[Rows from a dataset]
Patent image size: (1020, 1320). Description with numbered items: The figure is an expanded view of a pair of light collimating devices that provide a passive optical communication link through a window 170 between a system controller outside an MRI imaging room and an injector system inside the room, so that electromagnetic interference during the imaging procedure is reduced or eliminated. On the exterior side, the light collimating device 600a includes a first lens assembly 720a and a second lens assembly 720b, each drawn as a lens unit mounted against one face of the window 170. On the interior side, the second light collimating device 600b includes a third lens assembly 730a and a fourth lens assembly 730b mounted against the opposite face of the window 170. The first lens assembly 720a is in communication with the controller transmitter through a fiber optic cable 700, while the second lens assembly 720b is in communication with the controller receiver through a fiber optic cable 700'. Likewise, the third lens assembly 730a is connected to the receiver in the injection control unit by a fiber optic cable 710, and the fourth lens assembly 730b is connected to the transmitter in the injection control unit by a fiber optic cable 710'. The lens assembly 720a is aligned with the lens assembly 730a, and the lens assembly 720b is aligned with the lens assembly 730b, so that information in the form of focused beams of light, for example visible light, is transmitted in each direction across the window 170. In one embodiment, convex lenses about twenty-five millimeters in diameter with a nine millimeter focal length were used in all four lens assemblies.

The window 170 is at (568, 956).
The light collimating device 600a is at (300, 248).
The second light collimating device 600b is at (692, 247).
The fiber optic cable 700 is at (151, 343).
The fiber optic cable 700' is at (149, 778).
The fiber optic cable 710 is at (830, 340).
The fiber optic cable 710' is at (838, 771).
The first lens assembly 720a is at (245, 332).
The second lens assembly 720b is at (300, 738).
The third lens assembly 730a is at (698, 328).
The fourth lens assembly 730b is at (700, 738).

[Your goal] Present every line of the material above as a numbered list, omitting any blank lines.

[Answer below]
1. Patent image size: (1020, 1320). Description with numbered items: The figure is an expanded view of a pair of light collimating devices that provide a passive optical communication link through a window 170 between a system controller outside an MRI imaging room and an injector system inside the room, so that electromagnetic interference during the imaging procedure is reduced or eliminated. On the exterior side, the light collimating device 600a includes a first lens assembly 720a and a second lens assembly 720b, each drawn as a lens unit mounted against one face of the window 170. On the interior side, the second light collimating device 600b includes a third lens assembly 730a and a fourth lens assembly 730b mounted against the opposite face of the window 170. The first lens assembly 720a is in communication with the controller transmitter through a fiber optic cable 700, while the second lens assembly 720b is in communication with the controller receiver through a fiber optic cable 700'. Likewise, the third lens assembly 730a is connected to the receiver in the injection control unit by a fiber optic cable 710, and the fourth lens assembly 730b is connected to the transmitter in the injection control unit by a fiber optic cable 710'. The lens assembly 720a is aligned with the lens assembly 730a, and the lens assembly 720b is aligned with the lens assembly 730b, so that information in the form of focused beams of light, for example visible light, is transmitted in each direction across the window 170. In one embodiment, convex lenses about twenty-five millimeters in diameter with a nine millimeter focal length were used in all four lens assemblies.
2. The window 170 is at (568, 956).
3. The light collimating device 600a is at (300, 248).
4. The second light collimating device 600b is at (692, 247).
5. The fiber optic cable 700 is at (151, 343).
6. The fiber optic cable 700' is at (149, 778).
7. The fiber optic cable 710 is at (830, 340).
8. The fiber optic cable 710' is at (838, 771).
9. The first lens assembly 720a is at (245, 332).
10. The second lens assembly 720b is at (300, 738).
11. The third lens assembly 730a is at (698, 328).
12. The fourth lens assembly 730b is at (700, 738).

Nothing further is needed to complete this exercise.